Input rows:
..........
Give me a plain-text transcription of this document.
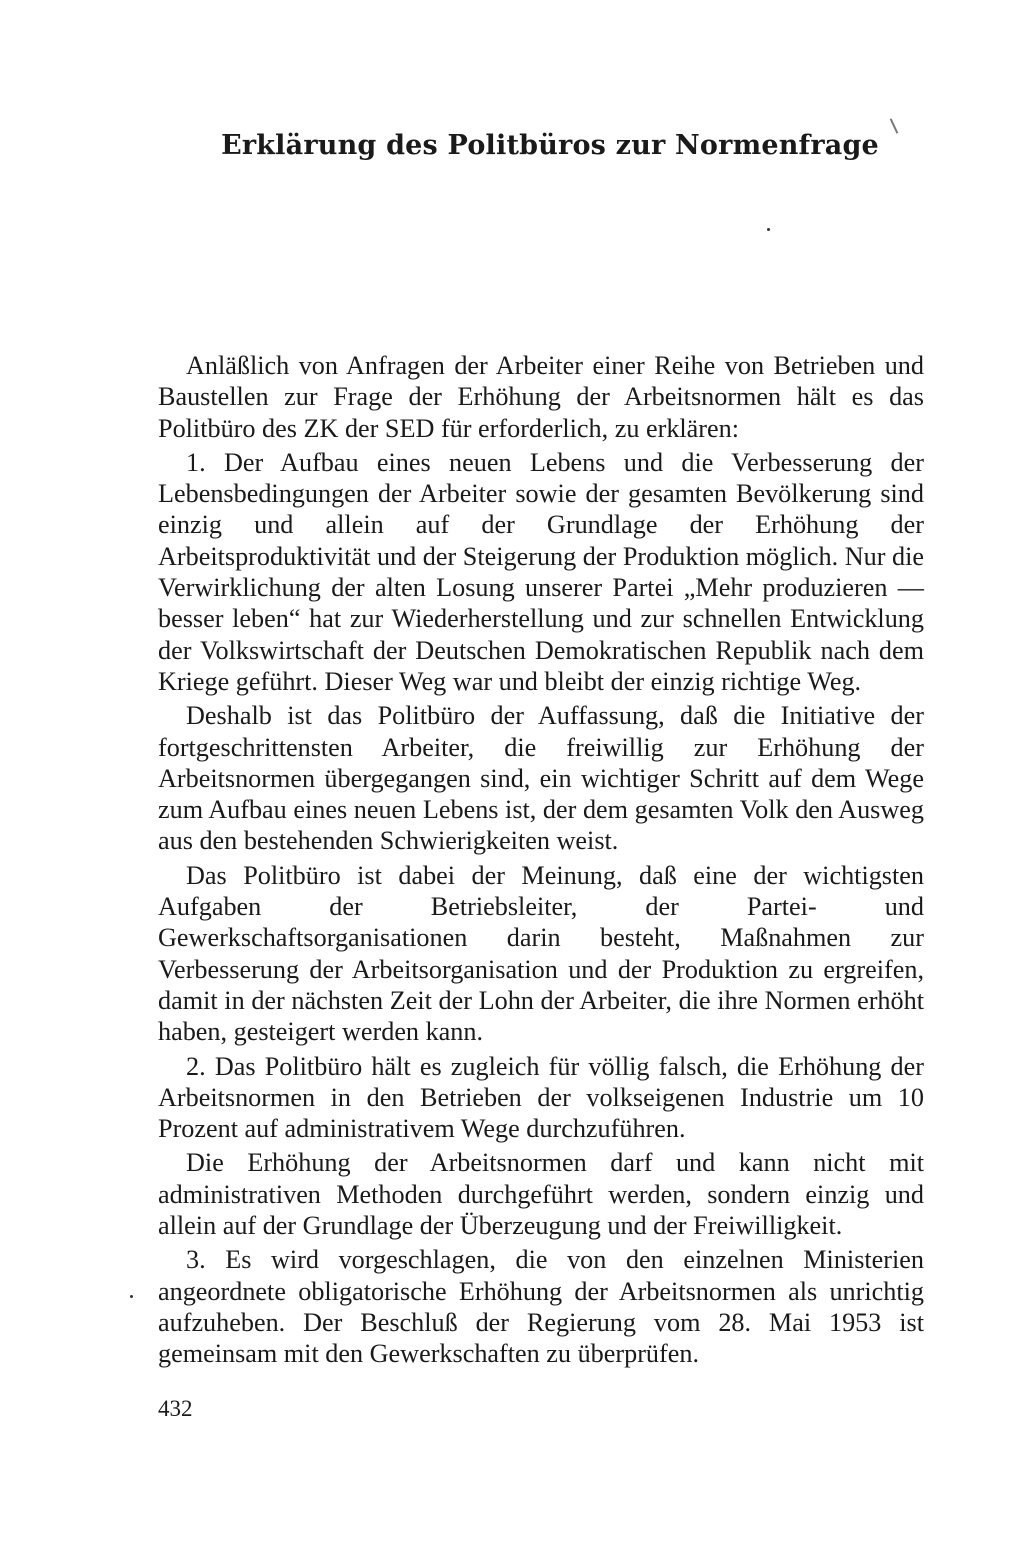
Erklärung des Politbüros zur Normenfrage

Anläßlich von Anfragen der Arbeiter einer Reihe von Betrieben und Baustellen zur Frage der Erhöhung der Arbeitsnormen hält es das Politbüro des ZK der SED für erforderlich, zu erklären:

1. Der Aufbau eines neuen Lebens und die Verbesserung der Lebensbedingungen der Arbeiter sowie der gesamten Bevölkerung sind einzig und allein auf der Grundlage der Erhöhung der Arbeitsproduktivität und der Steigerung der Produktion möglich. Nur die Verwirklichung der alten Losung unserer Partei „Mehr produzieren — besser leben“ hat zur Wiederherstellung und zur schnellen Entwicklung der Volkswirtschaft der Deutschen Demokratischen Republik nach dem Kriege geführt. Dieser Weg war und bleibt der einzig richtige Weg.

Deshalb ist das Politbüro der Auffassung, daß die Initiative der fortgeschrittensten Arbeiter, die freiwillig zur Erhöhung der Arbeitsnormen übergegangen sind, ein wichtiger Schritt auf dem Wege zum Aufbau eines neuen Lebens ist, der dem gesamten Volk den Ausweg aus den bestehenden Schwierigkeiten weist.

Das Politbüro ist dabei der Meinung, daß eine der wichtigsten Aufgaben der Betriebsleiter, der Partei- und Gewerkschaftsorganisationen darin besteht, Maßnahmen zur Verbesserung der Arbeitsorganisation und der Produktion zu ergreifen, damit in der nächsten Zeit der Lohn der Arbeiter, die ihre Normen erhöht haben, gesteigert werden kann.

2. Das Politbüro hält es zugleich für völlig falsch, die Erhöhung der Arbeitsnormen in den Betrieben der volkseigenen Industrie um 10 Prozent auf administrativem Wege durchzuführen.

Die Erhöhung der Arbeitsnormen darf und kann nicht mit administrativen Methoden durchgeführt werden, sondern einzig und allein auf der Grundlage der Überzeugung und der Freiwilligkeit.

3. Es wird vorgeschlagen, die von den einzelnen Ministerien angeordnete obligatorische Erhöhung der Arbeitsnormen als unrichtig aufzuheben. Der Beschluß der Regierung vom 28. Mai 1953 ist gemeinsam mit den Gewerkschaften zu überprüfen.

432
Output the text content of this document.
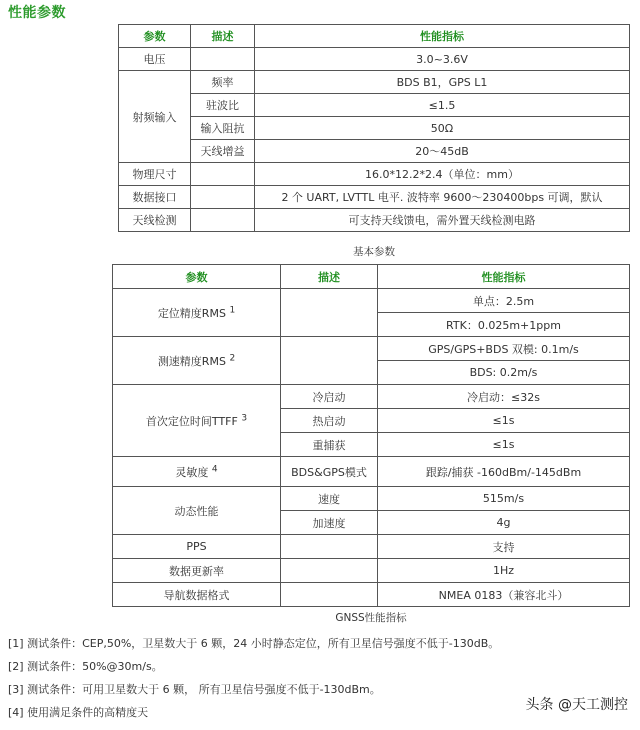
性能参数
参数	描述	性能指标
电压		3.0~3.6V
射频输入	频率	BDS B1，GPS L1
	驻波比	≤1.5
	输入阻抗	50Ω
	天线增益	20～45dB
物理尺寸		16.0*12.2*2.4（单位：mm）
数据接口		2 个 UART, LVTTL 电平. 波特率 9600～230400bps 可调，默认
天线检测		可支持天线馈电，需外置天线检测电路
基本参数
参数	描述	性能指标
定位精度RMS $^1$		单点：2.5m
		RTK：0.025m+1ppm
测速精度RMS $^2$		GPS/GPS+BDS 双模: 0.1m/s
		BDS: 0.2m/s
首次定位时间TTFF $^3$	冷启动	冷启动：≤32s
	热启动	≤1s
	重捕获	≤1s
灵敏度 $^4$	BDS&GPS模式	跟踪/捕获 -160dBm/-145dBm
动态性能	速度	515m/s
	加速度	4g
PPS		支持
数据更新率		1Hz
导航数据格式		NMEA 0183（兼容北斗）
GNSS性能指标
[1] 测试条件：CEP,50%，卫星数大于 6 颗，24 小时静态定位，所有卫星信号强度不低于-130dB。
[2] 测试条件：50%@30m/s。
[3] 测试条件：可用卫星数大于 6 颗， 所有卫星信号强度不低于-130dBm。
[4] 使用满足条件的高精度天	头条 @天工测控
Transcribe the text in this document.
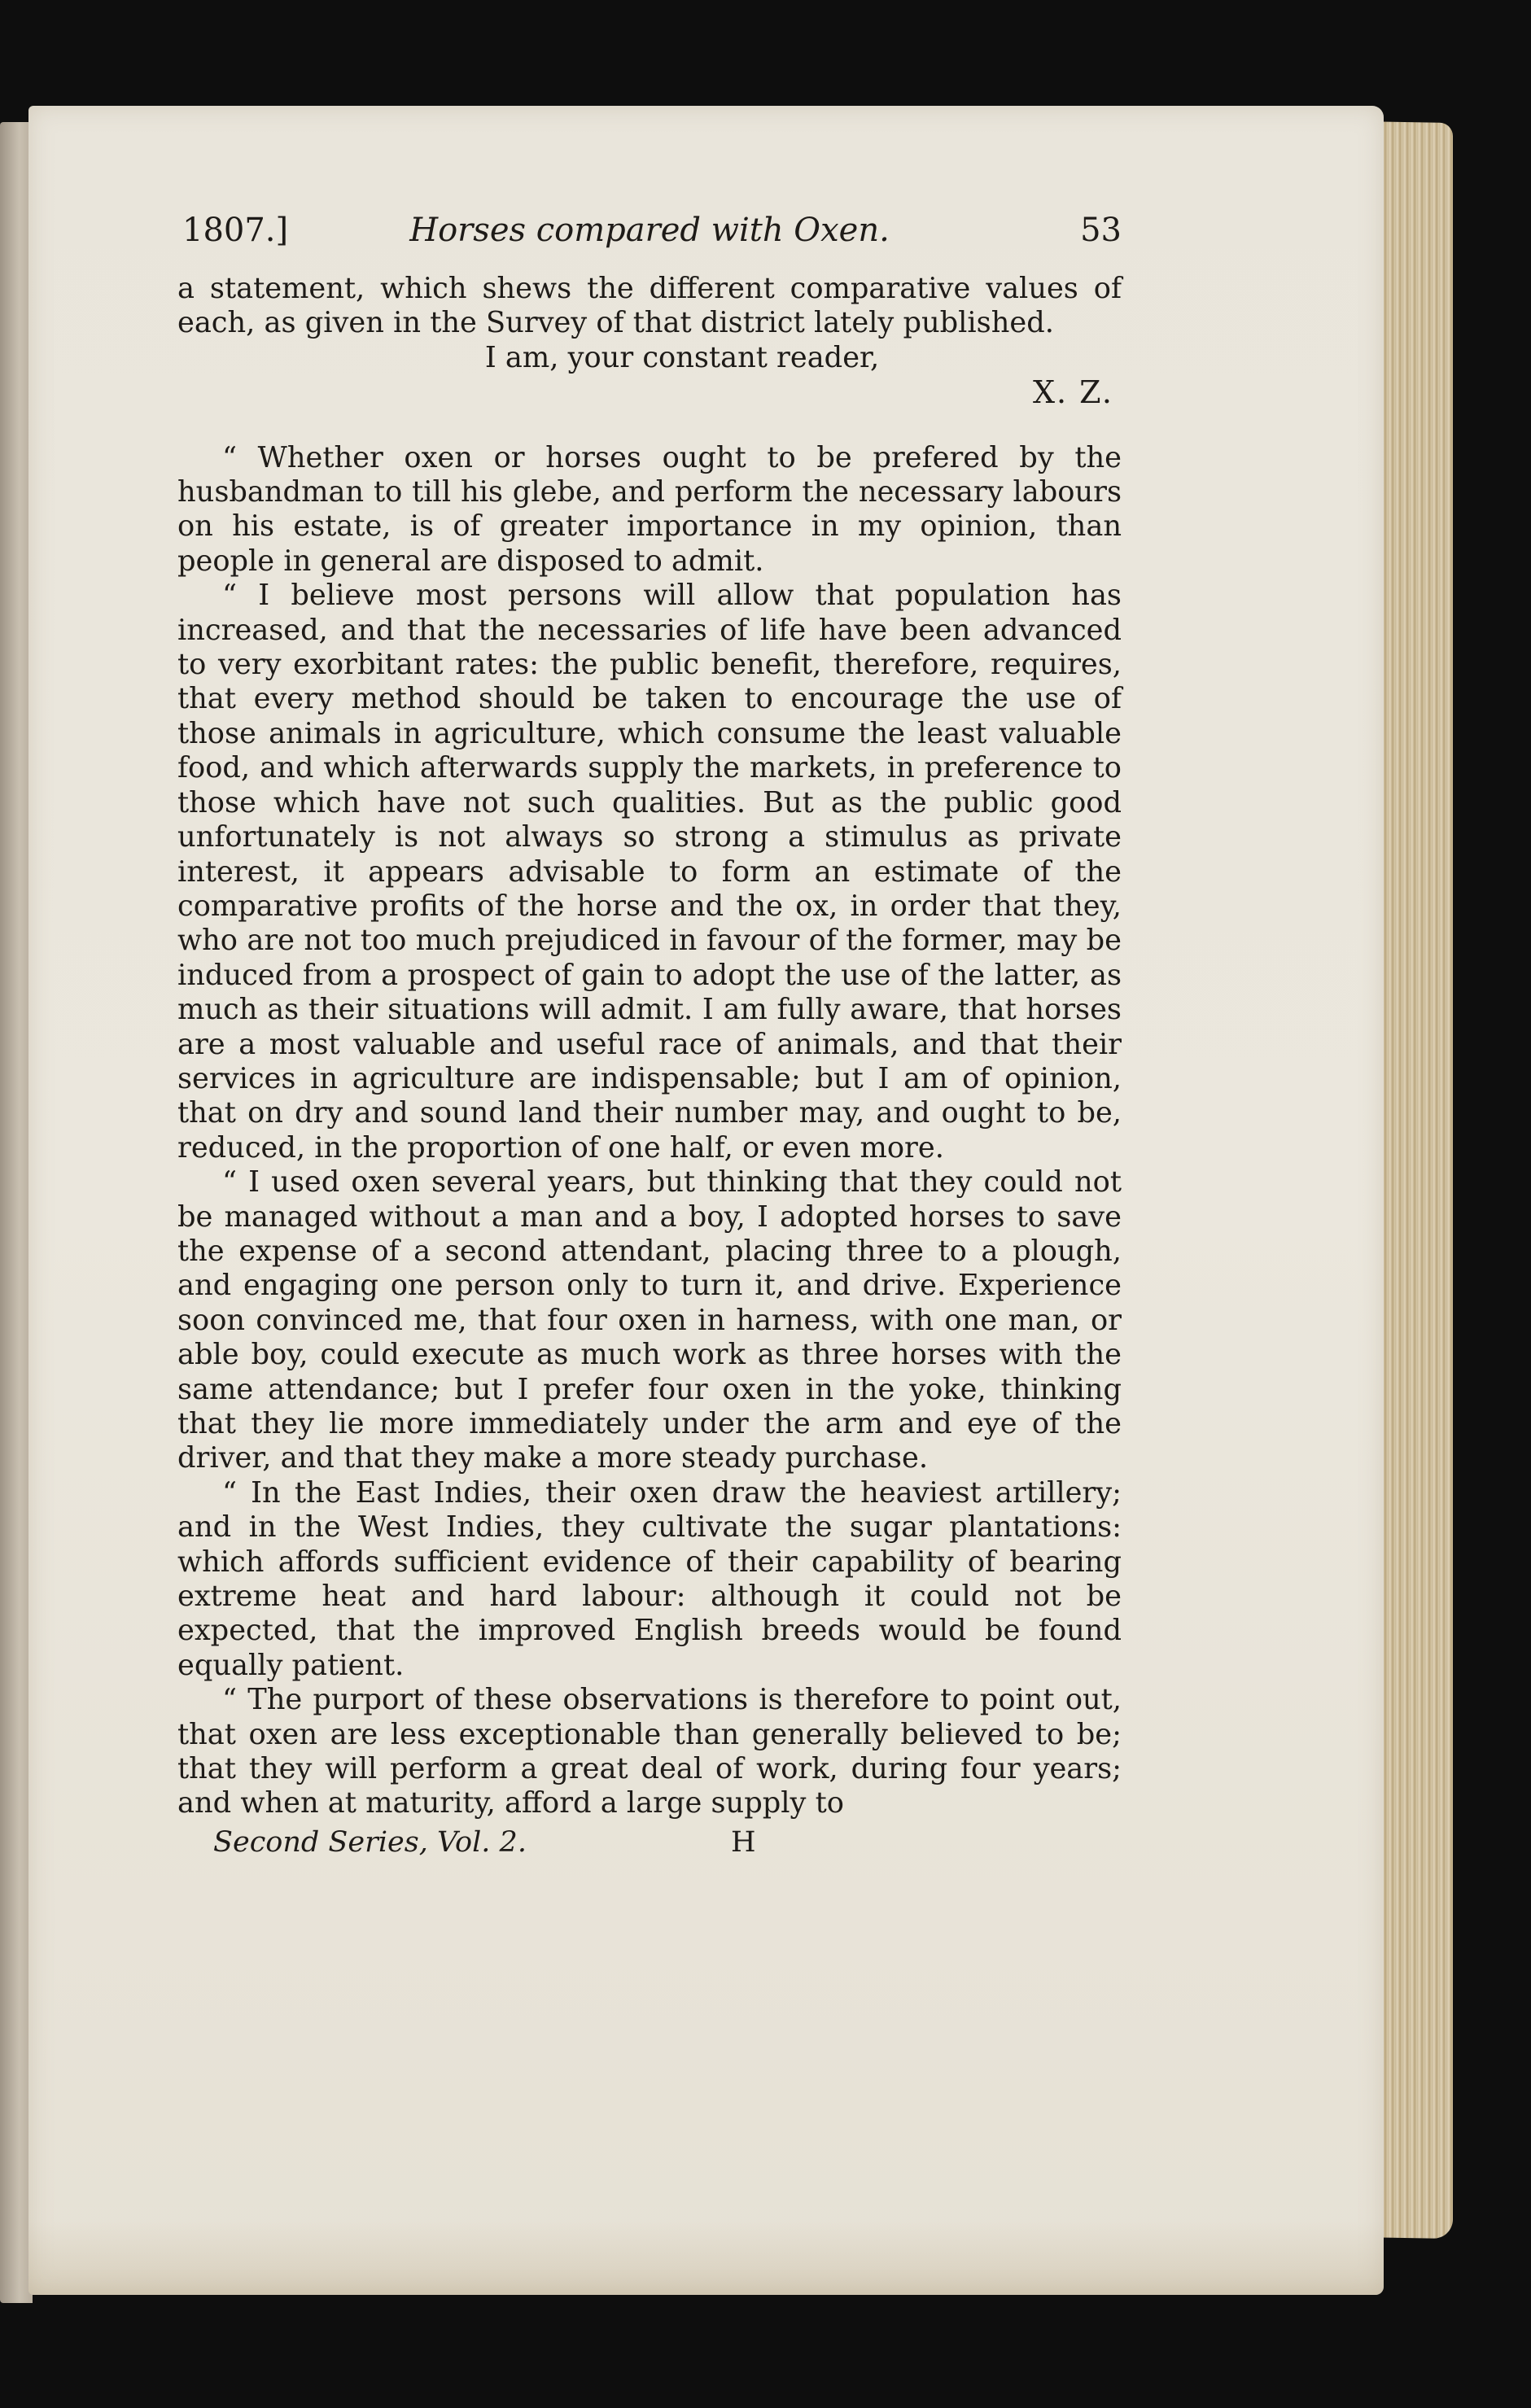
1807.]	Horses compared with Oxen.	53

a statement, which shews the different comparative values of each, as given in the Survey of that district lately published.

I am, your constant reader,

X. Z.

“ Whether oxen or horses ought to be prefered by the husbandman to till his glebe, and perform the necessary labours on his estate, is of greater importance in my opinion, than people in general are disposed to admit.

“ I believe most persons will allow that population has increased, and that the necessaries of life have been advanced to very exorbitant rates: the public benefit, therefore, requires, that every method should be taken to encourage the use of those animals in agriculture, which consume the least valuable food, and which afterwards supply the markets, in preference to those which have not such qualities. But as the public good unfortunately is not always so strong a stimulus as private interest, it appears advisable to form an estimate of the comparative profits of the horse and the ox, in order that they, who are not too much prejudiced in favour of the former, may be induced from a prospect of gain to adopt the use of the latter, as much as their situations will admit. I am fully aware, that horses are a most valuable and useful race of animals, and that their services in agriculture are indispensable; but I am of opinion, that on dry and sound land their number may, and ought to be, reduced, in the proportion of one half, or even more.

“ I used oxen several years, but thinking that they could not be managed without a man and a boy, I adopted horses to save the expense of a second attendant, placing three to a plough, and engaging one person only to turn it, and drive. Experience soon convinced me, that four oxen in harness, with one man, or able boy, could execute as much work as three horses with the same attendance; but I prefer four oxen in the yoke, thinking that they lie more immediately under the arm and eye of the driver, and that they make a more steady purchase.

“ In the East Indies, their oxen draw the heaviest artillery; and in the West Indies, they cultivate the sugar plantations: which affords sufficient evidence of their capability of bearing extreme heat and hard labour: although it could not be expected, that the improved English breeds would be found equally patient.

“ The purport of these observations is therefore to point out, that oxen are less exceptionable than generally believed to be; that they will perform a great deal of work, during four years; and when at maturity, afford a large supply to

Second Series, Vol. 2.	H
..........
Set exercise: Collect each line of the entries that has the word "than", copying it in full.

Output below:
“ Whether oxen or horses ought to be prefered by the husbandman to till his glebe, and perform the necessary labours on his estate, is of greater importance in my opinion, than people in general are disposed to admit.
“ The purport of these observations is therefore to point out, that oxen are less exceptionable than generally believed to be; that they will perform a great deal of work, during four years; and when at maturity, afford a large supply to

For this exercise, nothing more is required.